**WHAT TO WORK ON:** Retype the records below exactly as they appear.

-- Start DATA SUPPLIED --

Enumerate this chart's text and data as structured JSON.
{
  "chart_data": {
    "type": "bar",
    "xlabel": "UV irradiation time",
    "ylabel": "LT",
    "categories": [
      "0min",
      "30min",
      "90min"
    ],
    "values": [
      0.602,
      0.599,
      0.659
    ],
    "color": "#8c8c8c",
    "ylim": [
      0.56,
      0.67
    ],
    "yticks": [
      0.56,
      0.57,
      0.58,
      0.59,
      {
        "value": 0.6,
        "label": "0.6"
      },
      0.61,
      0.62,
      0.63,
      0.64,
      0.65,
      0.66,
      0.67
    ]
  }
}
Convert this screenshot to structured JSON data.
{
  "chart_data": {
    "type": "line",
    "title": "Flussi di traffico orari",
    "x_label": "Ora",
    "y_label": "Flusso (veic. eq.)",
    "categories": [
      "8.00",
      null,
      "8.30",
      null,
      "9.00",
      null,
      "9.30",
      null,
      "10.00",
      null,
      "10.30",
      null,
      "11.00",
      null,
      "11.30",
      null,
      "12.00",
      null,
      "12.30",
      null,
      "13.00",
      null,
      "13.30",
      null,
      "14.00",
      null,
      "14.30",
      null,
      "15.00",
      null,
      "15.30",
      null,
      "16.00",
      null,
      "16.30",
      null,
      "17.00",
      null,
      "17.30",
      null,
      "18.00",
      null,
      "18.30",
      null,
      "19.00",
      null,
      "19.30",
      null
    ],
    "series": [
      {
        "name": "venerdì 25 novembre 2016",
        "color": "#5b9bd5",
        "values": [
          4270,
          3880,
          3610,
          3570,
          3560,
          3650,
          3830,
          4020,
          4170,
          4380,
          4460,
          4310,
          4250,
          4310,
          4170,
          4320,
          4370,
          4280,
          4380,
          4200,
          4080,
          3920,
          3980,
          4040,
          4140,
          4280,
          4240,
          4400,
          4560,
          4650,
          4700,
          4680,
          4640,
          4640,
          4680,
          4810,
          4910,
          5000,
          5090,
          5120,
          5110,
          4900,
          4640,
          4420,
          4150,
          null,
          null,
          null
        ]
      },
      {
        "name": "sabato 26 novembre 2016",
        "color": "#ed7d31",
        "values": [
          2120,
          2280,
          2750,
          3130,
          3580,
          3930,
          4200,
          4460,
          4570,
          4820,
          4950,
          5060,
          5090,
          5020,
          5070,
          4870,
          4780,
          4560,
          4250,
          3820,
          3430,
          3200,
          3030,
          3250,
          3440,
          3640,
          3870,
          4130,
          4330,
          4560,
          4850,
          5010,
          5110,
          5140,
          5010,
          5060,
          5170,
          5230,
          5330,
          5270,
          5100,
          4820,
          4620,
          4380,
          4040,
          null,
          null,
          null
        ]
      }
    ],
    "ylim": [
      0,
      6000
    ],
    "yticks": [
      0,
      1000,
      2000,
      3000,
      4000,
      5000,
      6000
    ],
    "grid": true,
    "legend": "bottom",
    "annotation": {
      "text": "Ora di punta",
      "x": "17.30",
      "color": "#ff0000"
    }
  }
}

-- End DATA SUPPLIED --

**WRITTEN RESPONSE:**
Enumerate this chart's text and data as structured JSON.
{
  "chart_data": {
    "type": "bar",
    "xlabel": "UV irradiation time",
    "ylabel": "LT",
    "categories": [
      "0min",
      "30min",
      "90min"
    ],
    "values": [
      0.602,
      0.599,
      0.659
    ],
    "color": "#8c8c8c",
    "ylim": [
      0.56,
      0.67
    ],
    "yticks": [
      0.56,
      0.57,
      0.58,
      0.59,
      {
        "value": 0.6,
        "label": "0.6"
      },
      0.61,
      0.62,
      0.63,
      0.64,
      0.65,
      0.66,
      0.67
    ]
  }
}
Convert this screenshot to structured JSON data.
{
  "chart_data": {
    "type": "line",
    "title": "Flussi di traffico orari",
    "x_label": "Ora",
    "y_label": "Flusso (veic. eq.)",
    "categories": [
      "8.00",
      null,
      "8.30",
      null,
      "9.00",
      null,
      "9.30",
      null,
      "10.00",
      null,
      "10.30",
      null,
      "11.00",
      null,
      "11.30",
      null,
      "12.00",
      null,
      "12.30",
      null,
      "13.00",
      null,
      "13.30",
      null,
      "14.00",
      null,
      "14.30",
      null,
      "15.00",
      null,
      "15.30",
      null,
      "16.00",
      null,
      "16.30",
      null,
      "17.00",
      null,
      "17.30",
      null,
      "18.00",
      null,
      "18.30",
      null,
      "19.00",
      null,
      "19.30",
      null
    ],
    "series": [
      {
        "name": "venerdì 25 novembre 2016",
        "color": "#5b9bd5",
        "values": [
          4270,
          3880,
          3610,
          3570,
          3560,
          3650,
          3830,
          4020,
          4170,
          4380,
          4460,
          4310,
          4250,
          4310,
          4170,
          4320,
          4370,
          4280,
          4380,
          4200,
          4080,
          3920,
          3980,
          4040,
          4140,
          4280,
          4240,
          4400,
          4560,
          4650,
          4700,
          4680,
          4640,
          4640,
          4680,
          4810,
          4910,
          5000,
          5090,
          5120,
          5110,
          4900,
          4640,
          4420,
          4150,
          null,
          null,
          null
        ]
      },
      {
        "name": "sabato 26 novembre 2016",
        "color": "#ed7d31",
        "values": [
          2120,
          2280,
          2750,
          3130,
          3580,
          3930,
          4200,
          4460,
          4570,
          4820,
          4950,
          5060,
          5090,
          5020,
          5070,
          4870,
          4780,
          4560,
          4250,
          3820,
          3430,
          3200,
          3030,
          3250,
          3440,
          3640,
          3870,
          4130,
          4330,
          4560,
          4850,
          5010,
          5110,
          5140,
          5010,
          5060,
          5170,
          5230,
          5330,
          5270,
          5100,
          4820,
          4620,
          4380,
          4040,
          null,
          null,
          null
        ]
      }
    ],
    "ylim": [
      0,
      6000
    ],
    "yticks": [
      0,
      1000,
      2000,
      3000,
      4000,
      5000,
      6000
    ],
    "grid": true,
    "legend": "bottom",
    "annotation": {
      "text": "Ora di punta",
      "x": "17.30",
      "color": "#ff0000"
    }
  }
}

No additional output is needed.